-- Begin Material --

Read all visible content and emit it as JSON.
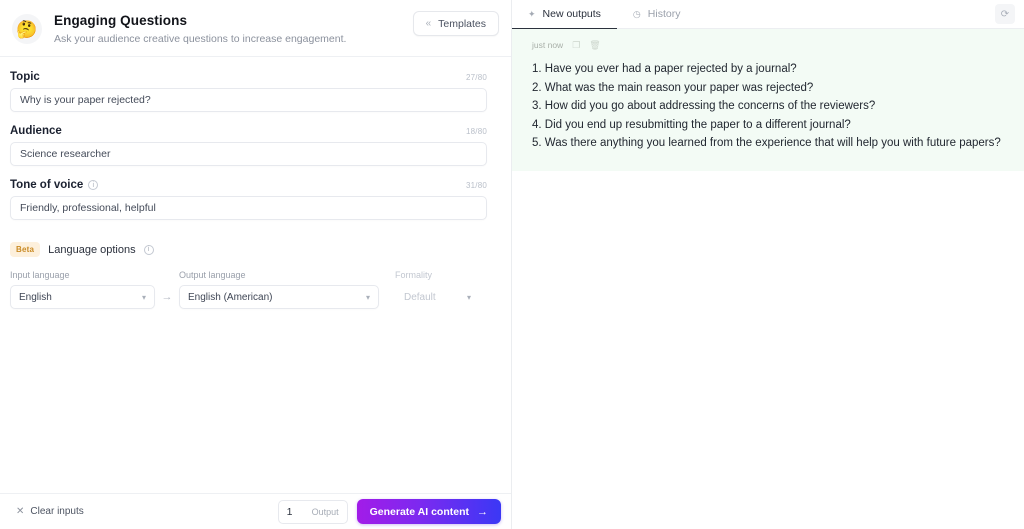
{
  "header": {
    "emoji": "🤔",
    "emoji_name": "thinking-face-emoji",
    "title": "Engaging Questions",
    "subtitle": "Ask your audience creative questions to increase engagement.",
    "templates_label": "Templates",
    "templates_icon": "chevron-double-left-icon"
  },
  "form": {
    "fields": [
      {
        "label": "Topic",
        "value": "Why is your paper rejected?",
        "counter": "27/80",
        "has_info": false
      },
      {
        "label": "Audience",
        "value": "Science researcher",
        "counter": "18/80",
        "has_info": false
      },
      {
        "label": "Tone of voice",
        "value": "Friendly, professional, helpful",
        "counter": "31/80",
        "has_info": true
      }
    ],
    "language": {
      "badge": "Beta",
      "title": "Language options",
      "input_label": "Input language",
      "input_value": "English",
      "arrow": "→",
      "output_label": "Output language",
      "output_value": "English (American)",
      "formality_label": "Formality",
      "formality_value": "Default"
    }
  },
  "bottom": {
    "clear_label": "Clear inputs",
    "clear_icon": "close-x-icon",
    "output_count": "1",
    "output_label": "Output",
    "generate_label": "Generate AI content",
    "generate_arrow": "→"
  },
  "output_panel": {
    "tabs": [
      {
        "label": "New outputs",
        "icon": "sparkle-icon",
        "active": true
      },
      {
        "label": "History",
        "icon": "clock-icon",
        "active": false
      }
    ],
    "refresh_icon": "refresh-icon",
    "result": {
      "timestamp": "just now",
      "copy_icon": "copy-icon",
      "delete_icon": "trash-icon",
      "lines": [
        "1. Have you ever had a paper rejected by a journal?",
        "2. What was the main reason your paper was rejected?",
        "3. How did you go about addressing the concerns of the reviewers?",
        "4. Did you end up resubmitting the paper to a different journal?",
        "5. Was there anything you learned from the experience that will help you with future papers?"
      ]
    }
  },
  "colors": {
    "accent_purple": "#a21ce8",
    "accent_blue": "#3b38f5",
    "beta_badge_bg": "#fdf0dc",
    "beta_badge_fg": "#c98a24",
    "output_card_bg": "#f3fbf5"
  }
}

-- End Material --

## Work to do
Look through the data and gather every line with the string "icon" in it.

## Solution
    "templates_icon": "chevron-double-left-icon"
    "clear_icon": "close-x-icon",
        "icon": "sparkle-icon",
        "icon": "clock-icon",
    "refresh_icon": "refresh-icon",
      "copy_icon": "copy-icon",
      "delete_icon": "trash-icon",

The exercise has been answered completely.